** Exercise prompt **
Please set down all the lines beneath this one exactly, without the pictures.

+++ Material supplied +++

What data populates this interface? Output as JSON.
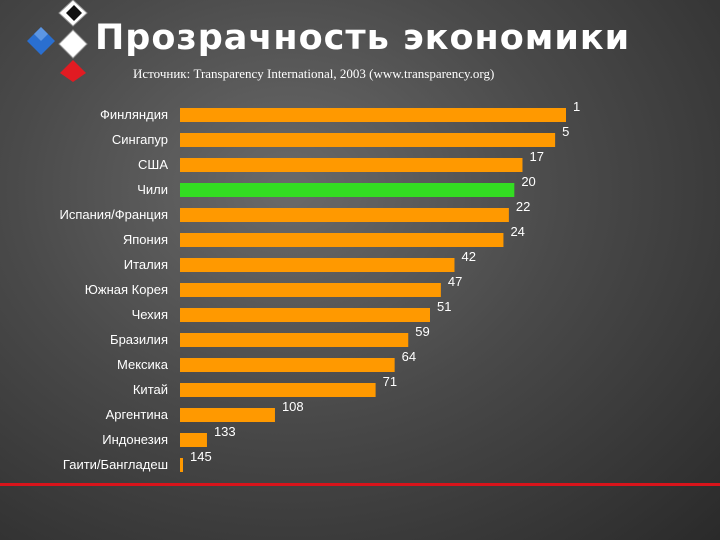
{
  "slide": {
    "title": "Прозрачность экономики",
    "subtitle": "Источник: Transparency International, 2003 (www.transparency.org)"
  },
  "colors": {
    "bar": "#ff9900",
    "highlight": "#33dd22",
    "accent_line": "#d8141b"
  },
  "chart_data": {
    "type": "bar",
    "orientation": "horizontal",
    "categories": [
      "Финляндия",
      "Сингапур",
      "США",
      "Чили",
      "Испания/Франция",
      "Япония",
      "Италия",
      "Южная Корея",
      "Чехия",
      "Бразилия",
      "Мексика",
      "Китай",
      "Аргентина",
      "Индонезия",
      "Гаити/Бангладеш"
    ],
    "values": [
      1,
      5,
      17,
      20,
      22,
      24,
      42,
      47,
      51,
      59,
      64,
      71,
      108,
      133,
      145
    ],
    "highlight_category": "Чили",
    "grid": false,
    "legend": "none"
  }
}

+++

** Task answer **
What data populates this interface? Output as JSON.
{
  "slide": {
    "title": "Прозрачность экономики",
    "subtitle": "Источник: Transparency International, 2003 (www.transparency.org)"
  },
  "colors": {
    "bar": "#ff9900",
    "highlight": "#33dd22",
    "accent_line": "#d8141b"
  },
  "chart_data": {
    "type": "bar",
    "orientation": "horizontal",
    "categories": [
      "Финляндия",
      "Сингапур",
      "США",
      "Чили",
      "Испания/Франция",
      "Япония",
      "Италия",
      "Южная Корея",
      "Чехия",
      "Бразилия",
      "Мексика",
      "Китай",
      "Аргентина",
      "Индонезия",
      "Гаити/Бангладеш"
    ],
    "values": [
      1,
      5,
      17,
      20,
      22,
      24,
      42,
      47,
      51,
      59,
      64,
      71,
      108,
      133,
      145
    ],
    "highlight_category": "Чили",
    "grid": false,
    "legend": "none"
  }
}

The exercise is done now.